Convert every line of the rows below into a JSON list of strings, one string per line, skipping blank lines and leaving out the picture lines.

### Listings of regions and labels

BEGIN

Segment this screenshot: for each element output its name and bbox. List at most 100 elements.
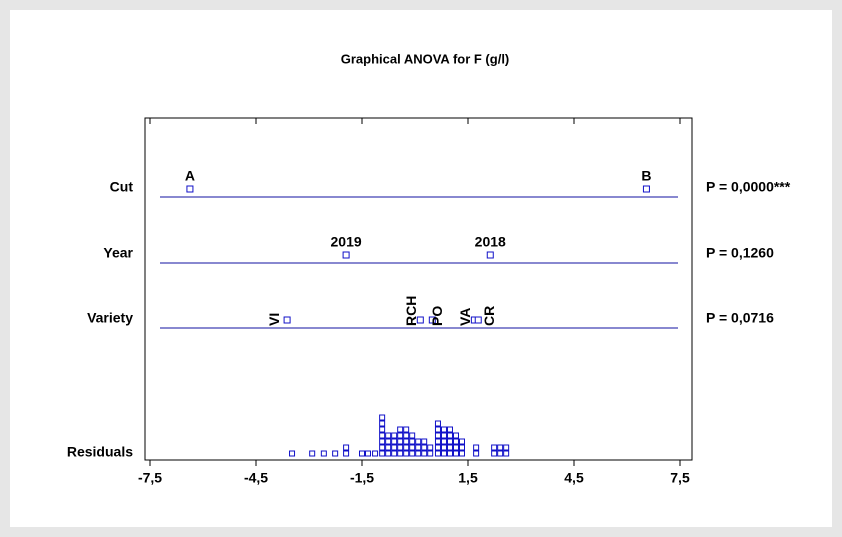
residual-point bbox=[379, 432, 386, 439]
x-tick-label: 7,5 bbox=[670, 470, 690, 486]
chart-title: Graphical ANOVA for F (g/l) bbox=[341, 51, 510, 66]
point bbox=[283, 316, 291, 324]
residual-point bbox=[365, 450, 372, 457]
residual-point bbox=[403, 426, 410, 433]
residual-point bbox=[403, 438, 410, 445]
point bbox=[486, 251, 494, 259]
residual-point bbox=[440, 450, 447, 457]
point-label: VA bbox=[457, 308, 473, 326]
residual-point bbox=[403, 444, 410, 451]
row-label: Cut bbox=[110, 179, 134, 195]
residual-point bbox=[332, 450, 339, 457]
residual-point bbox=[503, 450, 510, 457]
residual-point bbox=[497, 444, 504, 451]
point bbox=[186, 185, 194, 193]
residual-point bbox=[391, 438, 398, 445]
row-label: Variety bbox=[87, 310, 133, 326]
point bbox=[416, 316, 424, 324]
residual-point bbox=[379, 420, 386, 427]
row-label: Residuals bbox=[67, 444, 133, 460]
residual-point bbox=[397, 432, 404, 439]
residual-point bbox=[397, 444, 404, 451]
point-label: A bbox=[185, 168, 195, 184]
residual-point bbox=[397, 426, 404, 433]
point-label: 2019 bbox=[331, 234, 362, 250]
residual-point bbox=[446, 432, 453, 439]
residual-point bbox=[385, 444, 392, 451]
residual-point bbox=[379, 444, 386, 451]
residual-point bbox=[409, 450, 416, 457]
residual-point bbox=[491, 444, 498, 451]
point-label: 2018 bbox=[475, 234, 506, 250]
residual-point bbox=[379, 438, 386, 445]
row-label: Year bbox=[103, 245, 133, 261]
residual-point bbox=[434, 432, 441, 439]
point bbox=[428, 316, 436, 324]
residual-point bbox=[458, 444, 465, 451]
residual-point bbox=[391, 450, 398, 457]
residual-point bbox=[452, 444, 459, 451]
residual-point bbox=[309, 450, 316, 457]
residual-point bbox=[473, 450, 480, 457]
residual-point bbox=[440, 444, 447, 451]
residual-point bbox=[379, 450, 386, 457]
residual-point bbox=[415, 444, 422, 451]
residual-point bbox=[473, 444, 480, 451]
residual-point bbox=[446, 450, 453, 457]
point-label: B bbox=[641, 168, 651, 184]
residual-point bbox=[497, 450, 504, 457]
residual-point bbox=[458, 450, 465, 457]
residual-point bbox=[403, 432, 410, 439]
residual-point bbox=[409, 432, 416, 439]
residual-point bbox=[391, 444, 398, 451]
p-value: P = 0,1260 bbox=[706, 245, 774, 261]
point bbox=[342, 251, 350, 259]
residual-point bbox=[446, 426, 453, 433]
residual-point bbox=[385, 438, 392, 445]
residual-point bbox=[452, 450, 459, 457]
residual-point bbox=[434, 420, 441, 427]
residual-point bbox=[440, 438, 447, 445]
point bbox=[642, 185, 650, 193]
residual-point bbox=[452, 432, 459, 439]
residual-point bbox=[409, 444, 416, 451]
point bbox=[474, 316, 482, 324]
residual-point bbox=[458, 438, 465, 445]
residual-point bbox=[409, 438, 416, 445]
residual-point bbox=[452, 438, 459, 445]
residual-point bbox=[397, 450, 404, 457]
residual-point bbox=[427, 444, 434, 451]
p-value: P = 0,0000*** bbox=[706, 179, 791, 195]
p-value: P = 0,0716 bbox=[706, 310, 774, 326]
residual-point bbox=[372, 450, 379, 457]
x-tick-label: 1,5 bbox=[458, 470, 478, 486]
residual-point bbox=[491, 450, 498, 457]
residual-point bbox=[446, 444, 453, 451]
point-label: CR bbox=[481, 306, 497, 326]
residual-point bbox=[403, 450, 410, 457]
residual-point bbox=[391, 432, 398, 439]
residual-point bbox=[289, 450, 296, 457]
residual-point bbox=[421, 450, 428, 457]
residual-point bbox=[415, 438, 422, 445]
residual-point bbox=[503, 444, 510, 451]
point-label: VI bbox=[266, 313, 282, 326]
residual-point bbox=[440, 432, 447, 439]
residual-point bbox=[385, 450, 392, 457]
x-tick-label: 4,5 bbox=[564, 470, 584, 486]
residual-point bbox=[446, 438, 453, 445]
residual-point bbox=[421, 444, 428, 451]
residual-point bbox=[440, 426, 447, 433]
residual-point bbox=[320, 450, 327, 457]
residual-point bbox=[397, 438, 404, 445]
residual-point bbox=[434, 444, 441, 451]
x-tick-label: -4,5 bbox=[244, 470, 268, 486]
point-label: PO bbox=[429, 306, 445, 326]
residual-point bbox=[415, 450, 422, 457]
residual-point bbox=[359, 450, 365, 457]
residual-point bbox=[434, 426, 441, 433]
residual-point bbox=[434, 450, 441, 457]
x-tick-label: -7,5 bbox=[138, 470, 162, 486]
x-tick-label: -1,5 bbox=[350, 470, 374, 486]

END

### Solution to this problem
[
  "Segment this screenshot: for each element output its name and bbox. List at most 100 elements.",
  "residual-point bbox=[379, 432, 386, 439]",
  "x-tick-label: 7,5 bbox=[670, 470, 690, 486]",
  "chart-title: Graphical ANOVA for F (g/l) bbox=[341, 51, 510, 66]",
  "point bbox=[283, 316, 291, 324]",
  "residual-point bbox=[365, 450, 372, 457]",
  "residual-point bbox=[403, 426, 410, 433]",
  "residual-point bbox=[403, 438, 410, 445]",
  "point bbox=[486, 251, 494, 259]",
  "residual-point bbox=[440, 450, 447, 457]",
  "point-label: VA bbox=[457, 308, 473, 326]",
  "residual-point bbox=[403, 444, 410, 451]",
  "row-label: Cut bbox=[110, 179, 134, 195]",
  "residual-point bbox=[332, 450, 339, 457]",
  "residual-point bbox=[503, 450, 510, 457]",
  "residual-point bbox=[497, 444, 504, 451]",
  "point bbox=[186, 185, 194, 193]",
  "residual-point bbox=[391, 438, 398, 445]",
  "row-label: Variety bbox=[87, 310, 133, 326]",
  "point bbox=[416, 316, 424, 324]",
  "residual-point bbox=[379, 420, 386, 427]",
  "row-label: Residuals bbox=[67, 444, 133, 460]",
  "residual-point bbox=[397, 432, 404, 439]",
  "residual-point bbox=[397, 444, 404, 451]",
  "point-label: A bbox=[185, 168, 195, 184]",
  "residual-point bbox=[397, 426, 404, 433]",
  "point-label: 2019 bbox=[331, 234, 362, 250]",
  "residual-point bbox=[446, 432, 453, 439]",
  "residual-point bbox=[385, 444, 392, 451]",
  "residual-point bbox=[379, 444, 386, 451]",
  "residual-point bbox=[409, 450, 416, 457]",
  "residual-point bbox=[491, 444, 498, 451]",
  "point-label: 2018 bbox=[475, 234, 506, 250]",
  "residual-point bbox=[379, 438, 386, 445]",
  "row-label: Year bbox=[103, 245, 133, 261]",
  "residual-point bbox=[434, 432, 441, 439]",
  "point bbox=[428, 316, 436, 324]",
  "residual-point bbox=[458, 444, 465, 451]",
  "residual-point bbox=[391, 450, 398, 457]",
  "residual-point bbox=[452, 444, 459, 451]",
  "residual-point bbox=[309, 450, 316, 457]",
  "residual-point bbox=[473, 450, 480, 457]",
  "residual-point bbox=[440, 444, 447, 451]",
  "residual-point bbox=[379, 450, 386, 457]",
  "residual-point bbox=[415, 444, 422, 451]",
  "residual-point bbox=[473, 444, 480, 451]",
  "residual-point bbox=[446, 450, 453, 457]",
  "point-label: B bbox=[641, 168, 651, 184]",
  "residual-point bbox=[497, 450, 504, 457]",
  "residual-point bbox=[458, 450, 465, 457]",
  "residual-point bbox=[403, 432, 410, 439]",
  "residual-point bbox=[409, 432, 416, 439]",
  "residual-point bbox=[391, 444, 398, 451]",
  "p-value: P = 0,1260 bbox=[706, 245, 774, 261]",
  "point bbox=[342, 251, 350, 259]",
  "residual-point bbox=[446, 426, 453, 433]",
  "residual-point bbox=[385, 438, 392, 445]",
  "residual-point bbox=[452, 450, 459, 457]",
  "residual-point bbox=[434, 420, 441, 427]",
  "residual-point bbox=[440, 438, 447, 445]",
  "point bbox=[642, 185, 650, 193]",
  "residual-point bbox=[452, 432, 459, 439]",
  "residual-point bbox=[409, 444, 416, 451]",
  "point bbox=[474, 316, 482, 324]",
  "residual-point bbox=[458, 438, 465, 445]",
  "residual-point bbox=[409, 438, 416, 445]",
  "residual-point bbox=[452, 438, 459, 445]",
  "residual-point bbox=[397, 450, 404, 457]",
  "residual-point bbox=[427, 444, 434, 451]",
  "p-value: P = 0,0000*** bbox=[706, 179, 791, 195]",
  "p-value: P = 0,0716 bbox=[706, 310, 774, 326]",
  "residual-point bbox=[372, 450, 379, 457]",
  "x-tick-label: 1,5 bbox=[458, 470, 478, 486]",
  "residual-point bbox=[491, 450, 498, 457]",
  "residual-point bbox=[446, 444, 453, 451]",
  "point-label: CR bbox=[481, 306, 497, 326]",
  "residual-point bbox=[403, 450, 410, 457]",
  "residual-point bbox=[391, 432, 398, 439]",
  "residual-point bbox=[289, 450, 296, 457]",
  "residual-point bbox=[421, 450, 428, 457]",
  "residual-point bbox=[415, 438, 422, 445]",
  "residual-point bbox=[503, 444, 510, 451]",
  "point-label: VI bbox=[266, 313, 282, 326]",
  "residual-point bbox=[440, 432, 447, 439]",
  "residual-point bbox=[385, 450, 392, 457]",
  "x-tick-label: 4,5 bbox=[564, 470, 584, 486]",
  "residual-point bbox=[446, 438, 453, 445]",
  "residual-point bbox=[421, 444, 428, 451]",
  "residual-point bbox=[440, 426, 447, 433]",
  "residual-point bbox=[320, 450, 327, 457]",
  "residual-point bbox=[397, 438, 404, 445]",
  "residual-point bbox=[434, 444, 441, 451]",
  "x-tick-label: -4,5 bbox=[244, 470, 268, 486]",
  "point-label: PO bbox=[429, 306, 445, 326]",
  "residual-point bbox=[415, 450, 422, 457]",
  "residual-point bbox=[359, 450, 365, 457]",
  "residual-point bbox=[434, 426, 441, 433]",
  "residual-point bbox=[434, 450, 441, 457]",
  "x-tick-label: -7,5 bbox=[138, 470, 162, 486]",
  "x-tick-label: -1,5 bbox=[350, 470, 374, 486]"
]